_What you need to do_. In the entries below, find the line containing "Type out the text in this image.". Copy it and all lines after it, exactly, through the end.

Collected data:
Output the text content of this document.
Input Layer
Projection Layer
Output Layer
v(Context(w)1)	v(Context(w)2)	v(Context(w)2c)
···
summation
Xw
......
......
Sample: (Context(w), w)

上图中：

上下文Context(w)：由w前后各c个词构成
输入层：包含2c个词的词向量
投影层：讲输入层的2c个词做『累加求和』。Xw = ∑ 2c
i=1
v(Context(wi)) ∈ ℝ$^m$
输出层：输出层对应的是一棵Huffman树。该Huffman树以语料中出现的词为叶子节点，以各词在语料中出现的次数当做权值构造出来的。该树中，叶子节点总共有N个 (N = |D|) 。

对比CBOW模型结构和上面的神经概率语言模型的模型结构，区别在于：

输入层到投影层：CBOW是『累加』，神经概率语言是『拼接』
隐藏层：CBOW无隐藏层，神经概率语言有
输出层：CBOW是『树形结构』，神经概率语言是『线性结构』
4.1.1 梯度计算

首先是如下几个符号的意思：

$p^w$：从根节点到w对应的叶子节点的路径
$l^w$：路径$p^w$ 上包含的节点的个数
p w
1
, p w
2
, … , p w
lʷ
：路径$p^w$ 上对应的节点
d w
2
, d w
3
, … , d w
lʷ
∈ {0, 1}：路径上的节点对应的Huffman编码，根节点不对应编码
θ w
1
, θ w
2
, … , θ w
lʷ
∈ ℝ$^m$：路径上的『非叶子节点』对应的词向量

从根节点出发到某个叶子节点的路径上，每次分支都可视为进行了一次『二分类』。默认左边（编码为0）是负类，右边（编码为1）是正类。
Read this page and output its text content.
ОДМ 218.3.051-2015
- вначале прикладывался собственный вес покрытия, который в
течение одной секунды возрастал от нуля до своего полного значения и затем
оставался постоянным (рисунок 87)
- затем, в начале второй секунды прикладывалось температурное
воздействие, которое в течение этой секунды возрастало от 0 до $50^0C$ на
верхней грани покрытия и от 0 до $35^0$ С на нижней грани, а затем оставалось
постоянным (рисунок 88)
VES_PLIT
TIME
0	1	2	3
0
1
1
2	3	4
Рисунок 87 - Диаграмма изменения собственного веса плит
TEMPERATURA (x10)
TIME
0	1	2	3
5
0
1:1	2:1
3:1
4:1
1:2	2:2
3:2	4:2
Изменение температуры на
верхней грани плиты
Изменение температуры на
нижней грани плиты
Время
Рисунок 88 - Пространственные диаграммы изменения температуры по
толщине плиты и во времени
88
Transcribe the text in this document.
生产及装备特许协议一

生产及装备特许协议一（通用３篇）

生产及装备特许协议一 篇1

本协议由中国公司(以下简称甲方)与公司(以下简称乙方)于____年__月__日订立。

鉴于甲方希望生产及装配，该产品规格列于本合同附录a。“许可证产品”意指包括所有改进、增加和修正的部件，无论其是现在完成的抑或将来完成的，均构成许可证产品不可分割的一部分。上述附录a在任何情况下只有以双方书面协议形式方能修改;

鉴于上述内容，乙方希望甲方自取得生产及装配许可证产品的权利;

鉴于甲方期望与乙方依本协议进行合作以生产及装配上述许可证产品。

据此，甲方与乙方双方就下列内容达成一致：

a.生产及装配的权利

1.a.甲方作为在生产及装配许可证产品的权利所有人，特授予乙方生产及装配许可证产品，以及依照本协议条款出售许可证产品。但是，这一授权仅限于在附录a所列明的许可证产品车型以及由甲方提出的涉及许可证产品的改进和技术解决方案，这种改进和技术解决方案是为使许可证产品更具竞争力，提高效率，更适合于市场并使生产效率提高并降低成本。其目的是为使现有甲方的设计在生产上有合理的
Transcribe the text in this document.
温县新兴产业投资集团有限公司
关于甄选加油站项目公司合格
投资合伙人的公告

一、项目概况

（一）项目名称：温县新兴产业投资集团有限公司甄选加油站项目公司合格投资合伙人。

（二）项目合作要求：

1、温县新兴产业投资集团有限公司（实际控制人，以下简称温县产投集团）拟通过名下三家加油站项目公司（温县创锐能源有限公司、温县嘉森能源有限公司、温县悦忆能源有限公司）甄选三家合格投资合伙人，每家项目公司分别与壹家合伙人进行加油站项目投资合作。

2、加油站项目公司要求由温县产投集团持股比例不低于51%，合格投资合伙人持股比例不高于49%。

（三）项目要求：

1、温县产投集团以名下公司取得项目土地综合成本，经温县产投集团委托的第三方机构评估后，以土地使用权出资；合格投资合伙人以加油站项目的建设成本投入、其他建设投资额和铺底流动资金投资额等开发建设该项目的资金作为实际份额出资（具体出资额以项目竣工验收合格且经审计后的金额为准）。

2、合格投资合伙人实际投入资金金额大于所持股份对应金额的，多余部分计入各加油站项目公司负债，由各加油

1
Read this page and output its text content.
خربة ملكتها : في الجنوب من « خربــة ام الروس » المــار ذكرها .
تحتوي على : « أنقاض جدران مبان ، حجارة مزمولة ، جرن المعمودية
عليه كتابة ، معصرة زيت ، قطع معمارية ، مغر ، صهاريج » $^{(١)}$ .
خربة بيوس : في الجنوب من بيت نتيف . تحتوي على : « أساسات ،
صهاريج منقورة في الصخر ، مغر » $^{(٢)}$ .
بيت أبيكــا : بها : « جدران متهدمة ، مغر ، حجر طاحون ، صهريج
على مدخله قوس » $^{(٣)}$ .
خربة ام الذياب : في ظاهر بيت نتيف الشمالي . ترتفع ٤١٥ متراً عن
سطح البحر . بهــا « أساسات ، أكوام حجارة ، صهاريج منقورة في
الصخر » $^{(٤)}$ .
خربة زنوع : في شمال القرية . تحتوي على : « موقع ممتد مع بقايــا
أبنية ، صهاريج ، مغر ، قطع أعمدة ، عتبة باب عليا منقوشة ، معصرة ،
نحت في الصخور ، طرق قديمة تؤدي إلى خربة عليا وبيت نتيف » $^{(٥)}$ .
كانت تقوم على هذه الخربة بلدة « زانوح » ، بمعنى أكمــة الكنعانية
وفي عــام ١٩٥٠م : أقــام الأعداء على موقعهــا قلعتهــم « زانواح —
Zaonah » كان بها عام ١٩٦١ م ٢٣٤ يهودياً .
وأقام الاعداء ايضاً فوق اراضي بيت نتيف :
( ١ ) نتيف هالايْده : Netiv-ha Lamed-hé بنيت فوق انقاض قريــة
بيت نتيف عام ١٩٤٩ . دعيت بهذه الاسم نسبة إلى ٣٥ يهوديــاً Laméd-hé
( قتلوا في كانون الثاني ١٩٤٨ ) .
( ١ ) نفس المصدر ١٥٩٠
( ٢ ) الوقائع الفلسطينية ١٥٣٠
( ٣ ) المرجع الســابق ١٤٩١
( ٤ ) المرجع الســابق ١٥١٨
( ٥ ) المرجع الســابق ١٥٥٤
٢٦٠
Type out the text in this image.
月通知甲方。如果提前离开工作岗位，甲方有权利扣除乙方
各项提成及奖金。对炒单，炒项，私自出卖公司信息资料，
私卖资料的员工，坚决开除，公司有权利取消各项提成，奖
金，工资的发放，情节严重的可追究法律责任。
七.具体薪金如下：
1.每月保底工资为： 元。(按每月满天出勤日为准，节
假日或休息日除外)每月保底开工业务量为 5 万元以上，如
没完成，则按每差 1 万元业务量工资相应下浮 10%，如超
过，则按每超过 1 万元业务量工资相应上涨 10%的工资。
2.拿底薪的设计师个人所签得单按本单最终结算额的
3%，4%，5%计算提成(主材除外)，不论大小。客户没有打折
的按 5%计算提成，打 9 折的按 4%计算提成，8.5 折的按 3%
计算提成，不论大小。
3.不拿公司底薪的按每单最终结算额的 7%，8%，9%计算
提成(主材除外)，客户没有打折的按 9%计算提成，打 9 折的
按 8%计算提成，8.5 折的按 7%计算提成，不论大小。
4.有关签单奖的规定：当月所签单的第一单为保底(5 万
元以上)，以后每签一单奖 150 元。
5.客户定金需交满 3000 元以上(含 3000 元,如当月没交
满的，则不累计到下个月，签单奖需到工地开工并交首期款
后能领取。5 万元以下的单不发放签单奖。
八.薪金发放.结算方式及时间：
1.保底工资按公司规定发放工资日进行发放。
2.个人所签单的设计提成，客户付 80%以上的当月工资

_Response below_.
Type out the text in this image.
月通知甲方。如果提前离开工作岗位，甲方有权利扣除乙方
各项提成及奖金。对炒单，炒项，私自出卖公司信息资料，
私卖资料的员工，坚决开除，公司有权利取消各项提成，奖
金，工资的发放，情节严重的可追究法律责任。
七.具体薪金如下：
1.每月保底工资为： 元。(按每月满天出勤日为准，节
假日或休息日除外)每月保底开工业务量为 5 万元以上，如
没完成，则按每差 1 万元业务量工资相应下浮 10%，如超
过，则按每超过 1 万元业务量工资相应上涨 10%的工资。
2.拿底薪的设计师个人所签得单按本单最终结算额的
3%，4%，5%计算提成(主材除外)，不论大小。客户没有打折
的按 5%计算提成，打 9 折的按 4%计算提成，8.5 折的按 3%
计算提成，不论大小。
3.不拿公司底薪的按每单最终结算额的 7%，8%，9%计算
提成(主材除外)，客户没有打折的按 9%计算提成，打 9 折的
按 8%计算提成，8.5 折的按 7%计算提成，不论大小。
4.有关签单奖的规定：当月所签单的第一单为保底(5 万
元以上)，以后每签一单奖 150 元。
5.客户定金需交满 3000 元以上(含 3000 元,如当月没交
满的，则不累计到下个月，签单奖需到工地开工并交首期款
后能领取。5 万元以下的单不发放签单奖。
八.薪金发放.结算方式及时间：
1.保底工资按公司规定发放工资日进行发放。
2.个人所签单的设计提成，客户付 80%以上的当月工资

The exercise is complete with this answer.